Items from a data source:
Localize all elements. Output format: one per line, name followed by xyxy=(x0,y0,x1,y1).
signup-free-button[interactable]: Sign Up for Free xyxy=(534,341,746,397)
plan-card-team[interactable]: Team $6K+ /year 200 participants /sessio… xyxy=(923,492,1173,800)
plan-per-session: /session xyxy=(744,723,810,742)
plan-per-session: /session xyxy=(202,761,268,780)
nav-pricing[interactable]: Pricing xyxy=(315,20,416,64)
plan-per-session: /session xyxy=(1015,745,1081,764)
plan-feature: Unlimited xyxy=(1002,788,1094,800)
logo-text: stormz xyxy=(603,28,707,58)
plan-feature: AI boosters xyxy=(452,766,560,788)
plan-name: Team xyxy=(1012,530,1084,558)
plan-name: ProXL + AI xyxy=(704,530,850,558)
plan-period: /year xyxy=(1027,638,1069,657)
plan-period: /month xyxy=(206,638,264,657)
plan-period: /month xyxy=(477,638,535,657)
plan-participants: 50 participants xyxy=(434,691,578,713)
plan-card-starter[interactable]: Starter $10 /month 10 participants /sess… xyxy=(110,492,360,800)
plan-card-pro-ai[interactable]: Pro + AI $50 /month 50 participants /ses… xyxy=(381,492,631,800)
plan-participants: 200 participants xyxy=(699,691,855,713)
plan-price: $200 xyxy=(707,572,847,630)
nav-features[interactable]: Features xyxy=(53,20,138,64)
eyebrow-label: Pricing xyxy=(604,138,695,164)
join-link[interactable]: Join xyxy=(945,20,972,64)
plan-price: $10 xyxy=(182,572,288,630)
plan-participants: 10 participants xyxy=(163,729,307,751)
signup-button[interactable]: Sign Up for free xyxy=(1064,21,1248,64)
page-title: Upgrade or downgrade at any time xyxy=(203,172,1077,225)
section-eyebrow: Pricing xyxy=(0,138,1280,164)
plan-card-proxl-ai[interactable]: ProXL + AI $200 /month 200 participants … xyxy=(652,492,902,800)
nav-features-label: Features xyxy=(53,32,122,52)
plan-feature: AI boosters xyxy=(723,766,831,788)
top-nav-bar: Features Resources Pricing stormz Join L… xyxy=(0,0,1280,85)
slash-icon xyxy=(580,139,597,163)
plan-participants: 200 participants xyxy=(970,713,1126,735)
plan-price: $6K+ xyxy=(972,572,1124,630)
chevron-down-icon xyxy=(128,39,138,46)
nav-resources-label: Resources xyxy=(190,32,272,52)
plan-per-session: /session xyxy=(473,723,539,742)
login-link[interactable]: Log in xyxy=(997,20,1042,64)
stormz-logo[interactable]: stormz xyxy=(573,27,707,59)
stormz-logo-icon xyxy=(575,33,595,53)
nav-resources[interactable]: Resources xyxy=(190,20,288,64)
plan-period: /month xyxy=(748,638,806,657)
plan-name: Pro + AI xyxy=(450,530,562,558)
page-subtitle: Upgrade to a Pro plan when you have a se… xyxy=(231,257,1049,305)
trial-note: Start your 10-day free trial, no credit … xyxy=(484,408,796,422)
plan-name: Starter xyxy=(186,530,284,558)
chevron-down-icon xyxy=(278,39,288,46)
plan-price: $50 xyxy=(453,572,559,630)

# [EXERCISE DIRECTIONS]
Can you repeat all of the items above line for line, without changing anything?

# [SOLUTION]
Localize all elements. Output format: one per line, name followed by xyxy=(x0,y0,x1,y1).
signup-free-button[interactable]: Sign Up for Free xyxy=(534,341,746,397)
plan-card-team[interactable]: Team $6K+ /year 200 participants /sessio… xyxy=(923,492,1173,800)
plan-per-session: /session xyxy=(744,723,810,742)
plan-per-session: /session xyxy=(202,761,268,780)
nav-pricing[interactable]: Pricing xyxy=(315,20,416,64)
plan-per-session: /session xyxy=(1015,745,1081,764)
plan-feature: Unlimited xyxy=(1002,788,1094,800)
logo-text: stormz xyxy=(603,28,707,58)
plan-feature: AI boosters xyxy=(452,766,560,788)
plan-name: Team xyxy=(1012,530,1084,558)
plan-name: ProXL + AI xyxy=(704,530,850,558)
plan-period: /year xyxy=(1027,638,1069,657)
plan-period: /month xyxy=(206,638,264,657)
plan-period: /month xyxy=(477,638,535,657)
plan-participants: 50 participants xyxy=(434,691,578,713)
plan-card-starter[interactable]: Starter $10 /month 10 participants /sess… xyxy=(110,492,360,800)
plan-card-pro-ai[interactable]: Pro + AI $50 /month 50 participants /ses… xyxy=(381,492,631,800)
plan-participants: 200 participants xyxy=(699,691,855,713)
plan-price: $200 xyxy=(707,572,847,630)
nav-features[interactable]: Features xyxy=(53,20,138,64)
eyebrow-label: Pricing xyxy=(604,138,695,164)
join-link[interactable]: Join xyxy=(945,20,972,64)
plan-price: $10 xyxy=(182,572,288,630)
plan-participants: 10 participants xyxy=(163,729,307,751)
signup-button[interactable]: Sign Up for free xyxy=(1064,21,1248,64)
page-title: Upgrade or downgrade at any time xyxy=(203,172,1077,225)
section-eyebrow: Pricing xyxy=(0,138,1280,164)
plan-card-proxl-ai[interactable]: ProXL + AI $200 /month 200 participants … xyxy=(652,492,902,800)
nav-features-label: Features xyxy=(53,32,122,52)
plan-feature: AI boosters xyxy=(723,766,831,788)
top-nav-bar: Features Resources Pricing stormz Join L… xyxy=(0,0,1280,85)
slash-icon xyxy=(580,139,597,163)
plan-participants: 200 participants xyxy=(970,713,1126,735)
plan-price: $6K+ xyxy=(972,572,1124,630)
chevron-down-icon xyxy=(128,39,138,46)
nav-resources-label: Resources xyxy=(190,32,272,52)
plan-per-session: /session xyxy=(473,723,539,742)
login-link[interactable]: Log in xyxy=(997,20,1042,64)
stormz-logo[interactable]: stormz xyxy=(573,27,707,59)
stormz-logo-icon xyxy=(575,33,595,53)
nav-resources[interactable]: Resources xyxy=(190,20,288,64)
plan-period: /month xyxy=(748,638,806,657)
plan-name: Pro + AI xyxy=(450,530,562,558)
page-subtitle: Upgrade to a Pro plan when you have a se… xyxy=(231,257,1049,305)
trial-note: Start your 10-day free trial, no credit … xyxy=(484,408,796,422)
plan-name: Starter xyxy=(186,530,284,558)
chevron-down-icon xyxy=(278,39,288,46)
plan-price: $50 xyxy=(453,572,559,630)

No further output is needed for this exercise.